:: TASK GOAL ::
From the entries that follow, pick out all lines holding "experiments".

(Some records)
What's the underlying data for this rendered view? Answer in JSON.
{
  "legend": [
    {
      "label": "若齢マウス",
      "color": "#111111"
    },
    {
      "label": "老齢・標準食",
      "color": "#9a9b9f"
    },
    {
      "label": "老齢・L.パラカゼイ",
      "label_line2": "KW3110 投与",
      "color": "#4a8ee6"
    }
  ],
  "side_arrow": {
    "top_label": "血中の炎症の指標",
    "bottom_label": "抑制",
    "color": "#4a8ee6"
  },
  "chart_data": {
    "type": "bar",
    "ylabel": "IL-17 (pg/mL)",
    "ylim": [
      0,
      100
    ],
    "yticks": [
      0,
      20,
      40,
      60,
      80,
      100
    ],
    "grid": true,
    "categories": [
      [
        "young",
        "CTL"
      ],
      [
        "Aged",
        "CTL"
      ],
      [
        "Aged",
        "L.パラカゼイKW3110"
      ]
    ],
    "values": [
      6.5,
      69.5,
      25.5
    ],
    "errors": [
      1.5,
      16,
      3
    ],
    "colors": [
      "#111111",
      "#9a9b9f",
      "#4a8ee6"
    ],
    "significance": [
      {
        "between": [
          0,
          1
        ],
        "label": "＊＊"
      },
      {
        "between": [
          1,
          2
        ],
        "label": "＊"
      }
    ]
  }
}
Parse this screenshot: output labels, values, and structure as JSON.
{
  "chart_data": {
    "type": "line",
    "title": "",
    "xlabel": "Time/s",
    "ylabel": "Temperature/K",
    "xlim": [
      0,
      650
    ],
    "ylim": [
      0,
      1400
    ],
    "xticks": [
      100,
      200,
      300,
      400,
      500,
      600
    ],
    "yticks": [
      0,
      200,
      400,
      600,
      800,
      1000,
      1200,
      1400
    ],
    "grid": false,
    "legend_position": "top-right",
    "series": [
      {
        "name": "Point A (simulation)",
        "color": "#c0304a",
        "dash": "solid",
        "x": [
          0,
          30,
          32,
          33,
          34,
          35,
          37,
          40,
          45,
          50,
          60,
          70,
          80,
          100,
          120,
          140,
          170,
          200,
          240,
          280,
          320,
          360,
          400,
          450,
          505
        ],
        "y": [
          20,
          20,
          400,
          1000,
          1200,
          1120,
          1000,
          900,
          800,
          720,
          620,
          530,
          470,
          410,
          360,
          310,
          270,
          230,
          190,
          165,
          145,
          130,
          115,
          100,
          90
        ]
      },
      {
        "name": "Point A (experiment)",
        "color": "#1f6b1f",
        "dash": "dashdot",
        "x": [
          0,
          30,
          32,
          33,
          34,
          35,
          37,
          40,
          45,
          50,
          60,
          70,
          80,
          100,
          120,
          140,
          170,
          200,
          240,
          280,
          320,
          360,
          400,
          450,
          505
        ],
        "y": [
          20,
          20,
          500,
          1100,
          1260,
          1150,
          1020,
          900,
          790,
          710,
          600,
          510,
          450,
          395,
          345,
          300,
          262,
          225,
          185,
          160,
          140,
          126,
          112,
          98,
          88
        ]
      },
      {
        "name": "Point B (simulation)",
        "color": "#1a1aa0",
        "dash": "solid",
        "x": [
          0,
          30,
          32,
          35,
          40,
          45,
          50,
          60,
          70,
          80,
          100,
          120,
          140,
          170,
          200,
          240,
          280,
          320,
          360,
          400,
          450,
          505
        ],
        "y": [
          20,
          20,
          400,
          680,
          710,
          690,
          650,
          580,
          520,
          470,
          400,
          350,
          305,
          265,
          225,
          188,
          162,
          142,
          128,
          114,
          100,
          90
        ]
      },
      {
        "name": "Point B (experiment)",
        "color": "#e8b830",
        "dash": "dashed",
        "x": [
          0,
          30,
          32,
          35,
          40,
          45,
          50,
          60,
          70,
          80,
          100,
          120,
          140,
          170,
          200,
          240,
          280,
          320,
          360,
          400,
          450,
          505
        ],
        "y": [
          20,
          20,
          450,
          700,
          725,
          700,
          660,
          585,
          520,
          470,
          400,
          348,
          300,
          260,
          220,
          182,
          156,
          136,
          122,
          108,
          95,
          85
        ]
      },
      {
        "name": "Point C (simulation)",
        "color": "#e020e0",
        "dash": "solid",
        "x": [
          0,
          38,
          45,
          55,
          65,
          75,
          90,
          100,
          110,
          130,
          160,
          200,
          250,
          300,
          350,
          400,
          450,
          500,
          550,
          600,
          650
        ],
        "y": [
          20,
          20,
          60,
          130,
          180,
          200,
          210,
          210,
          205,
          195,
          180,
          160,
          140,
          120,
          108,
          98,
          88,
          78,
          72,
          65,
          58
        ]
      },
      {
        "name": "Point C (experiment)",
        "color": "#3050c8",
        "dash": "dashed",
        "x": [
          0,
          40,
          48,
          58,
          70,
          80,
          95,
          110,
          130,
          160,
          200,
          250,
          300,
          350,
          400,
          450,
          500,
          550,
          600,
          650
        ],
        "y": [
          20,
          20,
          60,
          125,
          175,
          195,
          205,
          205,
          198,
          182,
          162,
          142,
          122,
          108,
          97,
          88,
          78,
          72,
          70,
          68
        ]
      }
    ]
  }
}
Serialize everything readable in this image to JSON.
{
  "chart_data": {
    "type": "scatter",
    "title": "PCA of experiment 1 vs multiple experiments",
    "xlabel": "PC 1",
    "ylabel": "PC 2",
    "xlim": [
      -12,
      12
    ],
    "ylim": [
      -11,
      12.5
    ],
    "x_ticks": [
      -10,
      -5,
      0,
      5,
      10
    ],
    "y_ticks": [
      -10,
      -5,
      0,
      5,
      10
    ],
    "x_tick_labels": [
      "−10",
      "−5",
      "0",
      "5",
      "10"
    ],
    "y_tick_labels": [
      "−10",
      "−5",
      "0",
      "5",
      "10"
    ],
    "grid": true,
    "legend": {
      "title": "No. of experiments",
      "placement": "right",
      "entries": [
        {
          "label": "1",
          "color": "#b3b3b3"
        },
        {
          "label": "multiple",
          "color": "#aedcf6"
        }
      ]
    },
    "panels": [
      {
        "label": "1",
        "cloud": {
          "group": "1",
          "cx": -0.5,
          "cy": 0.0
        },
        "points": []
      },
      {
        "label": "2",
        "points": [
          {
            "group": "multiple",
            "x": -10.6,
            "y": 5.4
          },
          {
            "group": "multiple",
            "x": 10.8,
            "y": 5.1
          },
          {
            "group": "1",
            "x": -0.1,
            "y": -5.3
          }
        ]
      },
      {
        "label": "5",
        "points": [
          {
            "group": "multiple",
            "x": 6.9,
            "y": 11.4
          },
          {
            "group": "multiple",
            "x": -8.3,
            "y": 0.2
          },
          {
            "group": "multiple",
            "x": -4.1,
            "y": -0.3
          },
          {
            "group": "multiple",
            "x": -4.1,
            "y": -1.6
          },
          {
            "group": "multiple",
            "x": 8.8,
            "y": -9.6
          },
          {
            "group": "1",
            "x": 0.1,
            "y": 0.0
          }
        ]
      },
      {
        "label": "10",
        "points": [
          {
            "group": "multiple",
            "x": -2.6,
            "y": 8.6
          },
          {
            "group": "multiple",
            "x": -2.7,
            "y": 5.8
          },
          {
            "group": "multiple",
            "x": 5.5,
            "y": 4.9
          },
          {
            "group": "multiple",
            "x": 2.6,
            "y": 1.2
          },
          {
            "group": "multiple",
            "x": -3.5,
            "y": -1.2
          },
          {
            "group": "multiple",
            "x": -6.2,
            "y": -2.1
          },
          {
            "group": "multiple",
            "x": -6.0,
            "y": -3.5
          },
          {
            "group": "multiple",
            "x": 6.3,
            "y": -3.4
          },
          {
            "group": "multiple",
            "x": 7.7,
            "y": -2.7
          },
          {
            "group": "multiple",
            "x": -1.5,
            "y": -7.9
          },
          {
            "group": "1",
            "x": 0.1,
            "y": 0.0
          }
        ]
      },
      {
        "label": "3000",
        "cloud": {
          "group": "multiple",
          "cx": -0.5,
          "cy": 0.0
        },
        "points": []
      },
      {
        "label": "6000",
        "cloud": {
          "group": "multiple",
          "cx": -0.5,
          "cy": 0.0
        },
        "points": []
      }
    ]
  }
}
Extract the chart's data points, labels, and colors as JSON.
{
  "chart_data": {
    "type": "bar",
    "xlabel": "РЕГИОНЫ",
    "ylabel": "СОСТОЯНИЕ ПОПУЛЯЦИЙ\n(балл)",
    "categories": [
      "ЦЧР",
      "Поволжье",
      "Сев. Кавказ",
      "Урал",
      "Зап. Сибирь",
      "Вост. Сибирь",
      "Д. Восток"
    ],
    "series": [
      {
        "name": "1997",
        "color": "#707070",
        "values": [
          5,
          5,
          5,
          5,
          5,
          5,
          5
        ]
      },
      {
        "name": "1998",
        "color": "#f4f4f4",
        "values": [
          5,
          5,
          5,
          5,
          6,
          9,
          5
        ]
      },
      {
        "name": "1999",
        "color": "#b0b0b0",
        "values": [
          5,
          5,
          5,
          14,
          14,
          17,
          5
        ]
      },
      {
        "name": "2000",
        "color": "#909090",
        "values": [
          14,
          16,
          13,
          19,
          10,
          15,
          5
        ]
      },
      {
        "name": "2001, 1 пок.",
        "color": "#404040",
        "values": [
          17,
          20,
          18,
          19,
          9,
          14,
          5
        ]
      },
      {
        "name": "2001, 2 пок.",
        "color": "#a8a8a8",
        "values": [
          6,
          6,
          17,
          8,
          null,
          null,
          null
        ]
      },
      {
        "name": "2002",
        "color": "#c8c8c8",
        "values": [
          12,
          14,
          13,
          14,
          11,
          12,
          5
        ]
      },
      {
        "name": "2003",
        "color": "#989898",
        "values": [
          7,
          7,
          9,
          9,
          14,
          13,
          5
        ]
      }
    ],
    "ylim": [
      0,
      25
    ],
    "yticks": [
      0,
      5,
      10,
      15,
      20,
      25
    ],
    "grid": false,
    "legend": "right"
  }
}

:: THE SOLUTION ::
    "title": "PCA of experiment 1 vs multiple experiments",
      "title": "No. of experiments",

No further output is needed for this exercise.